Document passage>
_____
The Ukrainian military still relies heavily on arms and vehicles captured from their better-equipped Russian foe for the material needed to wage war

The Ukrainian sergeant slid the captured Russian rocket launcher into the centre of a small room. He was pleased. The weapon was practically brand-new. It had been built in 2020, and its thermobaric warhead was deadly against troops and armoured vehicles.

But the sergeant, nicknamed Zmei, had no plans to fire it at advancing Russian soldiers or at a tank trying to burst through his unit’s front line in eastern Ukraine.

Instead, he was going to use it as a bargaining chip.

Within the 93rd Mechanized Brigade, Zmei was not just a lowly sergeant. He was the brigade’s point man for a wartime bartering system among Ukrainian forces. Prevalent along the front line, the exchange operates like a kind of shadow economy, soldiers say, in which units acquire weapons or equipment and trade them for supplies they need urgently.

Most of the bartering involves items captured from Russian troops. Ukrainian soldiers refer to them as “trophies.”

“Usually, the trades are done really fast,” Zmei said last week during an interview in Ukraine’s mineral-rich Donbas region, where the 93rd is now stationed. “Let’s just call it a simplification of bureaucracy.”

Despite the influx of Western weapons and equipment in recent months, the Ukrainian military still relies heavily on arms and vehicles captured from their better-equipped Russian foe for the material needed to wage war; much of Ukraine’s aging Soviet-era arsenal is either destroyed, worn down or lacks ammunition.
_____
Recorded information>
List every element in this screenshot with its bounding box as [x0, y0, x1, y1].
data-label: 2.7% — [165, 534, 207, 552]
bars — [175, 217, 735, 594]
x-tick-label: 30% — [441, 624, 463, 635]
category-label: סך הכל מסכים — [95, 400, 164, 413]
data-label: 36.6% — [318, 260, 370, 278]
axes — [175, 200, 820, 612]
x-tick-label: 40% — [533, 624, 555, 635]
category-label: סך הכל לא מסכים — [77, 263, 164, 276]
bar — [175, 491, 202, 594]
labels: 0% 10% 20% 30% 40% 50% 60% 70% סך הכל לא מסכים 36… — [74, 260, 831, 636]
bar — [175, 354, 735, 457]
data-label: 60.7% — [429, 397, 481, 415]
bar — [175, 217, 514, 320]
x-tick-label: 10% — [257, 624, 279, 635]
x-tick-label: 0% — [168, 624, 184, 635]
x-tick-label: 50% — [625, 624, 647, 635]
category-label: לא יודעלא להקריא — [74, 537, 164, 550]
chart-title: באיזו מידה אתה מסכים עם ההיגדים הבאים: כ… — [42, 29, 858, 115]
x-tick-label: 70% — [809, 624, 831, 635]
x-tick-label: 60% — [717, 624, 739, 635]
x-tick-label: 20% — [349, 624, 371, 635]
_____
Required task 1> In the passage on captured Russian weapons, what do Ukrainian soldiers call the items they capture from Russian troops?
Required task 2> Condense the paragraph in the passage on captured Russian weapons that begins "Within the 93rd Mechanized Brigade" into two shorter sentences, keeping its main facts.
Required task 3> Summarize the passage on captured Russian weapons in two sentences.
The listing has nothing to do with the passage on captured Russian weapons.

Problem solution 1> They call them "trophies."

Problem solution 2> Zmei handled the 93rd Mechanized Brigade's part in a wartime bartering system among Ukrainian forces. Soldiers say this widespread front-line exchange works like a shadow economy, with units acquiring weapons or equipment and trading them for urgently needed supplies.

Problem solution 3> A sergeant nicknamed Zmei in Ukraine's 93rd Mechanized Brigade planned to trade a practically brand-new captured Russian rocket launcher instead of firing it, as part of a front-line bartering system that soldiers compare to a shadow economy and that mostly involves captured items called "trophies." Despite recent Western weapons and equipment, the Ukrainian military still relies heavily on captured Russian arms and vehicles because much of its aging Soviet-era arsenal is destroyed, worn down or lacking ammunition.